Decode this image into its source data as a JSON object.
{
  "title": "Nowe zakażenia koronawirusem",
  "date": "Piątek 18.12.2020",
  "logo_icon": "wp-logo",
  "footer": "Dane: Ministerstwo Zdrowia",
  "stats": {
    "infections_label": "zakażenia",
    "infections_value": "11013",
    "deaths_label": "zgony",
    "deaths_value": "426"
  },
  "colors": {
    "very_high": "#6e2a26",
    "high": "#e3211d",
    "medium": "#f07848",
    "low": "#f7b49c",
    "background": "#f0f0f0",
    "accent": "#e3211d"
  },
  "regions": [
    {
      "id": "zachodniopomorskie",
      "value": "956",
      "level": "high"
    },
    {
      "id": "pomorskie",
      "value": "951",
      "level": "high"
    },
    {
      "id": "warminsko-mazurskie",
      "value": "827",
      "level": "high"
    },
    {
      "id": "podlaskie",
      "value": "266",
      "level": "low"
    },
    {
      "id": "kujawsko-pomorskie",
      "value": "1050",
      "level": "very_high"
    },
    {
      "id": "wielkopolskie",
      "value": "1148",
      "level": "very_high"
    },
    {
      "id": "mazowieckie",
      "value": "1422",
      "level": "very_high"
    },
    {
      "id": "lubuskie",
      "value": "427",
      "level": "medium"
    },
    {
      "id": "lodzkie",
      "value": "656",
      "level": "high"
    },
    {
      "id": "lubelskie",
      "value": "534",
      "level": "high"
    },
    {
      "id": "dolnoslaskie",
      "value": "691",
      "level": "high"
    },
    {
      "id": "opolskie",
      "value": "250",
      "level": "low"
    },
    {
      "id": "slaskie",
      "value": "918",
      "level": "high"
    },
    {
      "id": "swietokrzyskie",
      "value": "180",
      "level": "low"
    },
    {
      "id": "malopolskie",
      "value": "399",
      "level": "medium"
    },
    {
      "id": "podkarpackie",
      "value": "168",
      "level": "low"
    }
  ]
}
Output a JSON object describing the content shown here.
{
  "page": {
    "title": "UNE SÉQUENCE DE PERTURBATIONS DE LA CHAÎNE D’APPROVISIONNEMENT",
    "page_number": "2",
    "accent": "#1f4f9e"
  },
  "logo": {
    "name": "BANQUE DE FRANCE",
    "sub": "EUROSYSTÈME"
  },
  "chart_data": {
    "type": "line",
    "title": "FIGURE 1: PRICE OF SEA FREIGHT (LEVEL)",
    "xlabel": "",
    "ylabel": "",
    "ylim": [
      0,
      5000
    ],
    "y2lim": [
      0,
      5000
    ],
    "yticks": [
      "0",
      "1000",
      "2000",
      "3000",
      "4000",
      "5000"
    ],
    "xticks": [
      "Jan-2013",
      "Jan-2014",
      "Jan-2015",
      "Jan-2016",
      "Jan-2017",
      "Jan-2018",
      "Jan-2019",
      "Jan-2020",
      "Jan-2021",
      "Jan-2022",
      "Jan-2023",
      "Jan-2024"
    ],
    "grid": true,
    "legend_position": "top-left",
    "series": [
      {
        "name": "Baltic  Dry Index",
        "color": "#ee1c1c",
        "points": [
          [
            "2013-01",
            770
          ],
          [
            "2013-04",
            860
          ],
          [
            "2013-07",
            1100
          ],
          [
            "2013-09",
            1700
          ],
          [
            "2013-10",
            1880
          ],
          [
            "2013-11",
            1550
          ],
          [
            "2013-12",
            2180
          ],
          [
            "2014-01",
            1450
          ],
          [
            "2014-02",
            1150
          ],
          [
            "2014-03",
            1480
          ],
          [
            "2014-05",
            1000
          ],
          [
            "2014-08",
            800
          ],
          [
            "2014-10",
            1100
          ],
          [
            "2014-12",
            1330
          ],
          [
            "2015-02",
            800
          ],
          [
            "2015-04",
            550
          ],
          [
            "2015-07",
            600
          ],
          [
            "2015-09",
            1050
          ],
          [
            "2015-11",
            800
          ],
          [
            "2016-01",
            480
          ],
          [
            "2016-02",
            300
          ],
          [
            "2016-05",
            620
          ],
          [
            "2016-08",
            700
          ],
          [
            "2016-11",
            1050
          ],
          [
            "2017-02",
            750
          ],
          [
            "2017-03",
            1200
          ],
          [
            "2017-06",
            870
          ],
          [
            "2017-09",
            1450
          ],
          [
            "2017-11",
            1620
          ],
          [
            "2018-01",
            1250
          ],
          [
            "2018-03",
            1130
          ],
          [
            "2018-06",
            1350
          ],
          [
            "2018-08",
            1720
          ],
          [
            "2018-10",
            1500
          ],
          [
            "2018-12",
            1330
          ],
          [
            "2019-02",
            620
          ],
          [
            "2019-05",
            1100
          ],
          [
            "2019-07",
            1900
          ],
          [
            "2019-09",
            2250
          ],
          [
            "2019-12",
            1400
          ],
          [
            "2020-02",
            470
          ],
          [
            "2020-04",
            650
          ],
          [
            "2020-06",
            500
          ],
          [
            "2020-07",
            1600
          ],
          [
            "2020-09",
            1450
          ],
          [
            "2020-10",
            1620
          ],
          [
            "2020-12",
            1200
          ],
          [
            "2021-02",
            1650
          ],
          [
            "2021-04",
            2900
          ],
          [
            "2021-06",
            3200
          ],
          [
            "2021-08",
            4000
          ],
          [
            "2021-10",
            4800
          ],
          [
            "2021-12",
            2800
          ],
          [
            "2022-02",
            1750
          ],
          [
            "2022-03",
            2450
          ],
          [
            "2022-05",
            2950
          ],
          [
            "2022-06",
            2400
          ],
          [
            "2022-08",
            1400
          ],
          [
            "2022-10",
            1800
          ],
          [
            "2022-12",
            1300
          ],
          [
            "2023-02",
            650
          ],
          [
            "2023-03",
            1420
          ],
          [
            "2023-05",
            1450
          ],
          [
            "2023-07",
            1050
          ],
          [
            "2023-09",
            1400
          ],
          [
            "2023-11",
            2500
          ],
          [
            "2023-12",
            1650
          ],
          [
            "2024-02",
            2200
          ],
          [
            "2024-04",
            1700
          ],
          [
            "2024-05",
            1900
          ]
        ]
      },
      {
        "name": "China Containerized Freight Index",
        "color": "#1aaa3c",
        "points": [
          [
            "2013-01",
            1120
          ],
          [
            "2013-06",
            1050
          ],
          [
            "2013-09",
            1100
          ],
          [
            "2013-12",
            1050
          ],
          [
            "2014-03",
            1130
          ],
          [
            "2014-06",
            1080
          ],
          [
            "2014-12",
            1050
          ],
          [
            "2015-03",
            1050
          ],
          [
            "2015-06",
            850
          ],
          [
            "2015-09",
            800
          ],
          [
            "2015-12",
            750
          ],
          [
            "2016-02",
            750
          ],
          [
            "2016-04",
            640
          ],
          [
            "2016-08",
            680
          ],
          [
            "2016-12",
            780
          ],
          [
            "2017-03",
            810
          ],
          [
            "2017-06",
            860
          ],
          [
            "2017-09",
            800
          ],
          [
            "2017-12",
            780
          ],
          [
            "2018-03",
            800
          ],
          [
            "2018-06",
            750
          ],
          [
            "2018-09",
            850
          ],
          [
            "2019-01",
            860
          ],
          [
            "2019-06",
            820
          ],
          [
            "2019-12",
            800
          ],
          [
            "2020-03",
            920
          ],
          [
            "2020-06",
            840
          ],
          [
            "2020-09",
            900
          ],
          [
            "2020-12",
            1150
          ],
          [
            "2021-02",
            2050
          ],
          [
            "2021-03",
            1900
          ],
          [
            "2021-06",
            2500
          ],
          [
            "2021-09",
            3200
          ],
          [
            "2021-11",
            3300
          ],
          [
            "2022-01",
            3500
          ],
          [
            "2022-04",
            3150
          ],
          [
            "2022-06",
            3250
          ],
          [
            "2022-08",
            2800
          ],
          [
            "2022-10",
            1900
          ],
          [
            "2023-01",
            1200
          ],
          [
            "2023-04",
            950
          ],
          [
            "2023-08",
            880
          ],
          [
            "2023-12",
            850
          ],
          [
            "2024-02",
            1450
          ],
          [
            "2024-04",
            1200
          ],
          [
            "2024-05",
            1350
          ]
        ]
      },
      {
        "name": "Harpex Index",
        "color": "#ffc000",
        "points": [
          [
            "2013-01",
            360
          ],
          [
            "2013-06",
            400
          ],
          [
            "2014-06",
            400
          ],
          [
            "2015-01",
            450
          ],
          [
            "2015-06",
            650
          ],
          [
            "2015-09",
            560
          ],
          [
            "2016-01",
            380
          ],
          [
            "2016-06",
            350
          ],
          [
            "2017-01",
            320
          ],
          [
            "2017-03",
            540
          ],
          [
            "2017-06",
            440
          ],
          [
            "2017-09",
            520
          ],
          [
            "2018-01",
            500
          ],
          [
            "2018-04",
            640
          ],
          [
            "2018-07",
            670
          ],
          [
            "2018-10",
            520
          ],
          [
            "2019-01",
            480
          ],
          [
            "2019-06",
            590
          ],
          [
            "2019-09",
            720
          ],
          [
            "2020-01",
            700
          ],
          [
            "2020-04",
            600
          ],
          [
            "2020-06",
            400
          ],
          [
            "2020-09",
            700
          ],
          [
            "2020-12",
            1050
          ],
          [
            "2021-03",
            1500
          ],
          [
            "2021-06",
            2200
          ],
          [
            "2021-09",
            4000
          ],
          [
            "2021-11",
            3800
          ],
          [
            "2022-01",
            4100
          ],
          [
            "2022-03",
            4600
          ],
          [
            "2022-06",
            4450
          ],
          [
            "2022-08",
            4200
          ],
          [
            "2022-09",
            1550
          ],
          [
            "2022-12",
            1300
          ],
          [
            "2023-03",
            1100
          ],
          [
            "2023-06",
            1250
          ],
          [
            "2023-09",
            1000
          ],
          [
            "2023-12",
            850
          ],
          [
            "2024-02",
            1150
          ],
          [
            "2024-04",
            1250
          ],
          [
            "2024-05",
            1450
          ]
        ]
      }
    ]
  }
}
+---+
_STATED GOAL_
Search the entries for the word "object" and gather every line where it appears.

_EXERCISE RESPONSE_
Decode this image into its source data as a JSON object.
Output a JSON object describing the content shown here.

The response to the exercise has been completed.